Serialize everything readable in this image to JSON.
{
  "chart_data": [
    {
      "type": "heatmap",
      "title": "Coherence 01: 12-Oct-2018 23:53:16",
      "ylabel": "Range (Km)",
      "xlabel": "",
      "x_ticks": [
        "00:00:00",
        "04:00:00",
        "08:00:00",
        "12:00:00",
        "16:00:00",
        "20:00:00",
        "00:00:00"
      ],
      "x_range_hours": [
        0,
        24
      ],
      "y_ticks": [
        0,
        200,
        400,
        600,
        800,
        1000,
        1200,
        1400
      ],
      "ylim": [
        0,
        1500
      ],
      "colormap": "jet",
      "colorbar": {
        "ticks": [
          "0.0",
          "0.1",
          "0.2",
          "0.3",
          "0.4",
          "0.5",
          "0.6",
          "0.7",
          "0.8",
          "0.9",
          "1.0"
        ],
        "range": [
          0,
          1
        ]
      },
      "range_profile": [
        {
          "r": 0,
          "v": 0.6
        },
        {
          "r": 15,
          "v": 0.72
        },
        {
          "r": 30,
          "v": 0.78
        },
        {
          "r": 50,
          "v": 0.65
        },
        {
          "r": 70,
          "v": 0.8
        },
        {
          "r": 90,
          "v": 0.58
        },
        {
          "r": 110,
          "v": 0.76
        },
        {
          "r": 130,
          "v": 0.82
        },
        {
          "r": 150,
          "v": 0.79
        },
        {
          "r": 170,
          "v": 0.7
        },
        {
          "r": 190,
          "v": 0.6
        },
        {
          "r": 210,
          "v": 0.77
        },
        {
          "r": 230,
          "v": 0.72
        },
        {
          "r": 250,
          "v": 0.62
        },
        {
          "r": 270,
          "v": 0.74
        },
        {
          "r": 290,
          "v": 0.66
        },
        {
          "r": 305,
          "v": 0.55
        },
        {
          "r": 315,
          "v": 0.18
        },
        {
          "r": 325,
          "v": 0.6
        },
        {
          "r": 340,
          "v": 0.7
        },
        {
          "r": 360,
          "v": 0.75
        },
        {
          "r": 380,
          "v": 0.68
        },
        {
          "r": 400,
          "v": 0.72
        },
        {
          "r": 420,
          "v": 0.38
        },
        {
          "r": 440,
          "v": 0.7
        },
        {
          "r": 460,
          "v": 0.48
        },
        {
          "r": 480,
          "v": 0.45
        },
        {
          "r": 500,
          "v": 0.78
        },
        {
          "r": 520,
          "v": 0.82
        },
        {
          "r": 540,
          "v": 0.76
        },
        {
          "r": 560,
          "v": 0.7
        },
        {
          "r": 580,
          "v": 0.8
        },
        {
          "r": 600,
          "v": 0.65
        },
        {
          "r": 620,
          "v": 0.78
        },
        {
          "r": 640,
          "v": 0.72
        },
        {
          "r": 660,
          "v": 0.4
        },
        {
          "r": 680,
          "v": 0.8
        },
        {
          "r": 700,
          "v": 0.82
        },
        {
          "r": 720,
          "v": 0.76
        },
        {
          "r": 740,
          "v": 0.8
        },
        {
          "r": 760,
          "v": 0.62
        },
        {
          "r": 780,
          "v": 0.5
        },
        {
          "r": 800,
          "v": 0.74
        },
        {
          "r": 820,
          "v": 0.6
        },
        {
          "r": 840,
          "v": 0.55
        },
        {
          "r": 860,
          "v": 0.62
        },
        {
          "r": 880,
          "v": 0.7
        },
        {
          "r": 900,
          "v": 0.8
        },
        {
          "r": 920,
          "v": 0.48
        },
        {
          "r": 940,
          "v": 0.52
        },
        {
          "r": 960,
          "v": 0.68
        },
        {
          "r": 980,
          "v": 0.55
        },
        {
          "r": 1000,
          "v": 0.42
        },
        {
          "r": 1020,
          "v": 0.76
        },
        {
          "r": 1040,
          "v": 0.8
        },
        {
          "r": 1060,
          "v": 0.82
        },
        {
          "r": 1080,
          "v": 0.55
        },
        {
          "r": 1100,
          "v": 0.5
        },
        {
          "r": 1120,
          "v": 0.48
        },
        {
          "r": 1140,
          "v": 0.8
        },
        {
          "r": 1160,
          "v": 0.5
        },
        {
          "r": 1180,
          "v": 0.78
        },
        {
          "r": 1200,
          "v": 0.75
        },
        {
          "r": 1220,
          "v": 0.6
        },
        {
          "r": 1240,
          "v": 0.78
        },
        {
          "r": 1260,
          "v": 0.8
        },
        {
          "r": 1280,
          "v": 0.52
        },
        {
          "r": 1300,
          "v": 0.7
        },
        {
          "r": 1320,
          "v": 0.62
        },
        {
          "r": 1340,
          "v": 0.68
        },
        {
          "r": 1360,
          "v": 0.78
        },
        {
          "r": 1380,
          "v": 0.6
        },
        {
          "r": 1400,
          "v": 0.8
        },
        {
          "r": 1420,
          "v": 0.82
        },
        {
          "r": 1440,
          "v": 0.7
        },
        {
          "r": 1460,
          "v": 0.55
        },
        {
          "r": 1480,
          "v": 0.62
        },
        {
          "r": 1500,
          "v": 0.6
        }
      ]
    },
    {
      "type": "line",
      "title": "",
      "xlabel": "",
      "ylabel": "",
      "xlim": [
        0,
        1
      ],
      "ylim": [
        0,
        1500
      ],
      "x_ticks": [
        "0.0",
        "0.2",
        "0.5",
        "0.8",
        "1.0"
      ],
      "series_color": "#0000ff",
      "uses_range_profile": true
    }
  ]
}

Objective -> Exactly as written, please output every entry.

Task result ->
Serialize everything readable in this image to JSON.
{
  "chart_data": [
    {
      "type": "heatmap",
      "title": "Coherence 01: 12-Oct-2018 23:53:16",
      "ylabel": "Range (Km)",
      "xlabel": "",
      "x_ticks": [
        "00:00:00",
        "04:00:00",
        "08:00:00",
        "12:00:00",
        "16:00:00",
        "20:00:00",
        "00:00:00"
      ],
      "x_range_hours": [
        0,
        24
      ],
      "y_ticks": [
        0,
        200,
        400,
        600,
        800,
        1000,
        1200,
        1400
      ],
      "ylim": [
        0,
        1500
      ],
      "colormap": "jet",
      "colorbar": {
        "ticks": [
          "0.0",
          "0.1",
          "0.2",
          "0.3",
          "0.4",
          "0.5",
          "0.6",
          "0.7",
          "0.8",
          "0.9",
          "1.0"
        ],
        "range": [
          0,
          1
        ]
      },
      "range_profile": [
        {
          "r": 0,
          "v": 0.6
        },
        {
          "r": 15,
          "v": 0.72
        },
        {
          "r": 30,
          "v": 0.78
        },
        {
          "r": 50,
          "v": 0.65
        },
        {
          "r": 70,
          "v": 0.8
        },
        {
          "r": 90,
          "v": 0.58
        },
        {
          "r": 110,
          "v": 0.76
        },
        {
          "r": 130,
          "v": 0.82
        },
        {
          "r": 150,
          "v": 0.79
        },
        {
          "r": 170,
          "v": 0.7
        },
        {
          "r": 190,
          "v": 0.6
        },
        {
          "r": 210,
          "v": 0.77
        },
        {
          "r": 230,
          "v": 0.72
        },
        {
          "r": 250,
          "v": 0.62
        },
        {
          "r": 270,
          "v": 0.74
        },
        {
          "r": 290,
          "v": 0.66
        },
        {
          "r": 305,
          "v": 0.55
        },
        {
          "r": 315,
          "v": 0.18
        },
        {
          "r": 325,
          "v": 0.6
        },
        {
          "r": 340,
          "v": 0.7
        },
        {
          "r": 360,
          "v": 0.75
        },
        {
          "r": 380,
          "v": 0.68
        },
        {
          "r": 400,
          "v": 0.72
        },
        {
          "r": 420,
          "v": 0.38
        },
        {
          "r": 440,
          "v": 0.7
        },
        {
          "r": 460,
          "v": 0.48
        },
        {
          "r": 480,
          "v": 0.45
        },
        {
          "r": 500,
          "v": 0.78
        },
        {
          "r": 520,
          "v": 0.82
        },
        {
          "r": 540,
          "v": 0.76
        },
        {
          "r": 560,
          "v": 0.7
        },
        {
          "r": 580,
          "v": 0.8
        },
        {
          "r": 600,
          "v": 0.65
        },
        {
          "r": 620,
          "v": 0.78
        },
        {
          "r": 640,
          "v": 0.72
        },
        {
          "r": 660,
          "v": 0.4
        },
        {
          "r": 680,
          "v": 0.8
        },
        {
          "r": 700,
          "v": 0.82
        },
        {
          "r": 720,
          "v": 0.76
        },
        {
          "r": 740,
          "v": 0.8
        },
        {
          "r": 760,
          "v": 0.62
        },
        {
          "r": 780,
          "v": 0.5
        },
        {
          "r": 800,
          "v": 0.74
        },
        {
          "r": 820,
          "v": 0.6
        },
        {
          "r": 840,
          "v": 0.55
        },
        {
          "r": 860,
          "v": 0.62
        },
        {
          "r": 880,
          "v": 0.7
        },
        {
          "r": 900,
          "v": 0.8
        },
        {
          "r": 920,
          "v": 0.48
        },
        {
          "r": 940,
          "v": 0.52
        },
        {
          "r": 960,
          "v": 0.68
        },
        {
          "r": 980,
          "v": 0.55
        },
        {
          "r": 1000,
          "v": 0.42
        },
        {
          "r": 1020,
          "v": 0.76
        },
        {
          "r": 1040,
          "v": 0.8
        },
        {
          "r": 1060,
          "v": 0.82
        },
        {
          "r": 1080,
          "v": 0.55
        },
        {
          "r": 1100,
          "v": 0.5
        },
        {
          "r": 1120,
          "v": 0.48
        },
        {
          "r": 1140,
          "v": 0.8
        },
        {
          "r": 1160,
          "v": 0.5
        },
        {
          "r": 1180,
          "v": 0.78
        },
        {
          "r": 1200,
          "v": 0.75
        },
        {
          "r": 1220,
          "v": 0.6
        },
        {
          "r": 1240,
          "v": 0.78
        },
        {
          "r": 1260,
          "v": 0.8
        },
        {
          "r": 1280,
          "v": 0.52
        },
        {
          "r": 1300,
          "v": 0.7
        },
        {
          "r": 1320,
          "v": 0.62
        },
        {
          "r": 1340,
          "v": 0.68
        },
        {
          "r": 1360,
          "v": 0.78
        },
        {
          "r": 1380,
          "v": 0.6
        },
        {
          "r": 1400,
          "v": 0.8
        },
        {
          "r": 1420,
          "v": 0.82
        },
        {
          "r": 1440,
          "v": 0.7
        },
        {
          "r": 1460,
          "v": 0.55
        },
        {
          "r": 1480,
          "v": 0.62
        },
        {
          "r": 1500,
          "v": 0.6
        }
      ]
    },
    {
      "type": "line",
      "title": "",
      "xlabel": "",
      "ylabel": "",
      "xlim": [
        0,
        1
      ],
      "ylim": [
        0,
        1500
      ],
      "x_ticks": [
        "0.0",
        "0.2",
        "0.5",
        "0.8",
        "1.0"
      ],
      "series_color": "#0000ff",
      "uses_range_profile": true
    }
  ]
}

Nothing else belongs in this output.